Start of EXCERPT PROVIDED

As the 4A Girls race of 2014 illustrated so very well, nobody breaks 800-meter records when you go out cautious paces.

Both 1A races went out very aggressively. As much as Ginger Hutton was laying off in some of her other races, she stoked the fire for the 800. No 1A Boys 800 has ever gone out like this year's, and if Enriquez-Acosta expected to have things all to himself from wire to wire, he quickly had to revert to Plan B.

3A boys went out at a blistering pace. Jake Dunn looked like someone trying to break the field. He eventually broke all but one.

Katie Rainsberger wasn't having anything to do with a repeat of last year's 800 tactics and dared anyone to stay with her from the start.

William Mayhew had been getting better about going out alone and willing his way through the second lap all season long. Zack Retzlaff was at least close enough to possibly be heard behind Mayhew for the first lap.

Jordyn Colter went out like there was no tomorrow. Blake Yount may have picked up an extra squirt of adrenaline dealing with an unanticipated Benjamin Thomas in his crosshairs at about 160 meters, but he was already in beast mode at that point.

End of EXCERPT PROVIDED
Start of DATA EXTRACTS

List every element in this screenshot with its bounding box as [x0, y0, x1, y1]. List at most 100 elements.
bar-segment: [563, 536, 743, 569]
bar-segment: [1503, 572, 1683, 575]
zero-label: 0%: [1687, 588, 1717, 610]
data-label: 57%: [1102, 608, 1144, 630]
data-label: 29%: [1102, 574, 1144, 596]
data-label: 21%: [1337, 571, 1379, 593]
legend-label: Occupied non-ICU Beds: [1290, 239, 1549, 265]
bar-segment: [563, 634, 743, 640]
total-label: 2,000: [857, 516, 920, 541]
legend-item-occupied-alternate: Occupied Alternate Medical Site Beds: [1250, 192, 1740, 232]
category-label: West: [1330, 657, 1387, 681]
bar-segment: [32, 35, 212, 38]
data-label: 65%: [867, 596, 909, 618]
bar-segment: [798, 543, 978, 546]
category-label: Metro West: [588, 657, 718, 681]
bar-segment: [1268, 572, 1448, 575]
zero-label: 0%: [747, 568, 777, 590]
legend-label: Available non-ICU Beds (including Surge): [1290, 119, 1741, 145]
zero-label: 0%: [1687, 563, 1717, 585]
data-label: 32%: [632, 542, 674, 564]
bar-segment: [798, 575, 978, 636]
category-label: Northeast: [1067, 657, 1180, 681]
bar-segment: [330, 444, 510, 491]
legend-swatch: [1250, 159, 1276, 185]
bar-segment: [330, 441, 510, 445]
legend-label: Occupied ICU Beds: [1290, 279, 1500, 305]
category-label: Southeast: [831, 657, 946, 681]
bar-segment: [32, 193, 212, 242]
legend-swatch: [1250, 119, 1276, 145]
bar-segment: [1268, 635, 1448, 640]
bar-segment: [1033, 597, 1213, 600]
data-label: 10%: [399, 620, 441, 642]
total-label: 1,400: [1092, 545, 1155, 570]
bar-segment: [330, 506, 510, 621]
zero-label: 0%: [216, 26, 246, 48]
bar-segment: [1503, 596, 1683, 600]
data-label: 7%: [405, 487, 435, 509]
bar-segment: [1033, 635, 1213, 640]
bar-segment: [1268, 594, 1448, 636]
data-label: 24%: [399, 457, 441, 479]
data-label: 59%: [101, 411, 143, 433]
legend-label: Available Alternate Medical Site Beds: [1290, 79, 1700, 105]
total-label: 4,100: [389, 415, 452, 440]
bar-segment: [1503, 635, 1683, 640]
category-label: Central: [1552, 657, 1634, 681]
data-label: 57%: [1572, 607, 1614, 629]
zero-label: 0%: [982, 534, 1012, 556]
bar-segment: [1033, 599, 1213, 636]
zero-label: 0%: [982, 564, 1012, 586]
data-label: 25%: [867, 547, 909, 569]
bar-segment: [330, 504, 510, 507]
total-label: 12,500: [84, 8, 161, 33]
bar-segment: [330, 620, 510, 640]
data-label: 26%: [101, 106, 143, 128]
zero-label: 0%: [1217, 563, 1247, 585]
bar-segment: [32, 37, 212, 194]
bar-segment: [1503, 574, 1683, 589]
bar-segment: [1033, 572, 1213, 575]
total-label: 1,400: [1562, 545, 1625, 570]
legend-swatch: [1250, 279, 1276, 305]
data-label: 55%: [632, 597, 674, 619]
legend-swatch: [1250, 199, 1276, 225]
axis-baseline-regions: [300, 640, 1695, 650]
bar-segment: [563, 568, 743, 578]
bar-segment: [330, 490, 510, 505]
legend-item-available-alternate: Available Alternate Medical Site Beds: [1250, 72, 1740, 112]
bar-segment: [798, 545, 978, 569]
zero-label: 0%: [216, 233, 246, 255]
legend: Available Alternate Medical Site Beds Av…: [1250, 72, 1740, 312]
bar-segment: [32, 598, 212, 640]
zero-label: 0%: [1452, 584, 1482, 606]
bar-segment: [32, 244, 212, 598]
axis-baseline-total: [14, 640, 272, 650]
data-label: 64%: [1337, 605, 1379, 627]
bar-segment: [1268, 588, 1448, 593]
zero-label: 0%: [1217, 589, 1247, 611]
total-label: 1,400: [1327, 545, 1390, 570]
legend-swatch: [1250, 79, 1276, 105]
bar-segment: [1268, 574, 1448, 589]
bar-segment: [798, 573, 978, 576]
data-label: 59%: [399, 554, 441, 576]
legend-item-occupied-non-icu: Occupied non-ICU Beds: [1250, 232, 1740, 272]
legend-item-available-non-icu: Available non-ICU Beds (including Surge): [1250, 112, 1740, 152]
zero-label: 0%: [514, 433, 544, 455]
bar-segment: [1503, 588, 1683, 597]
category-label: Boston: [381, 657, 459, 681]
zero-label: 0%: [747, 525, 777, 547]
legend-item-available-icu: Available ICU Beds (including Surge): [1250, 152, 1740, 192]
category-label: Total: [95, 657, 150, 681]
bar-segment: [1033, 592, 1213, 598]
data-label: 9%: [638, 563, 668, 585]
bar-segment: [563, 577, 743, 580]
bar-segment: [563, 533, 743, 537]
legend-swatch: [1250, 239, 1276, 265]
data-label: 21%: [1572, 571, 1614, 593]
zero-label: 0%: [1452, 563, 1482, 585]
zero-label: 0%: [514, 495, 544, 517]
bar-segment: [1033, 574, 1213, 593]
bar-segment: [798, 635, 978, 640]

End of DATA EXTRACTS

▸ **PROBLEMS AND TASKS**:
(a) Which people does the 800-meter race text name by both first and last name? List them all.
(b) Can you copy the 800-meter race text word for word, between "Both 1A races" and "all but one.", inclusive?

▸ **SOLUTIONS TO THE TASKS**:
(a) Ginger Hutton, Jake Dunn, Katie Rainsberger, William Mayhew, Zack Retzlaff, Jordyn Colter, Blake Yount, Benjamin Thomas

(b)
Both 1A races went out very aggressively. As much as Ginger Hutton was laying off in some of her other races, she stoked the fire for the 800. No 1A Boys 800 has ever gone out like this year's, and if Enriquez-Acosta expected to have things all to himself from wire to wire, he quickly had to revert to Plan B.

3A boys went out at a blistering pace. Jake Dunn looked like someone trying to break the field. He eventually broke all but one.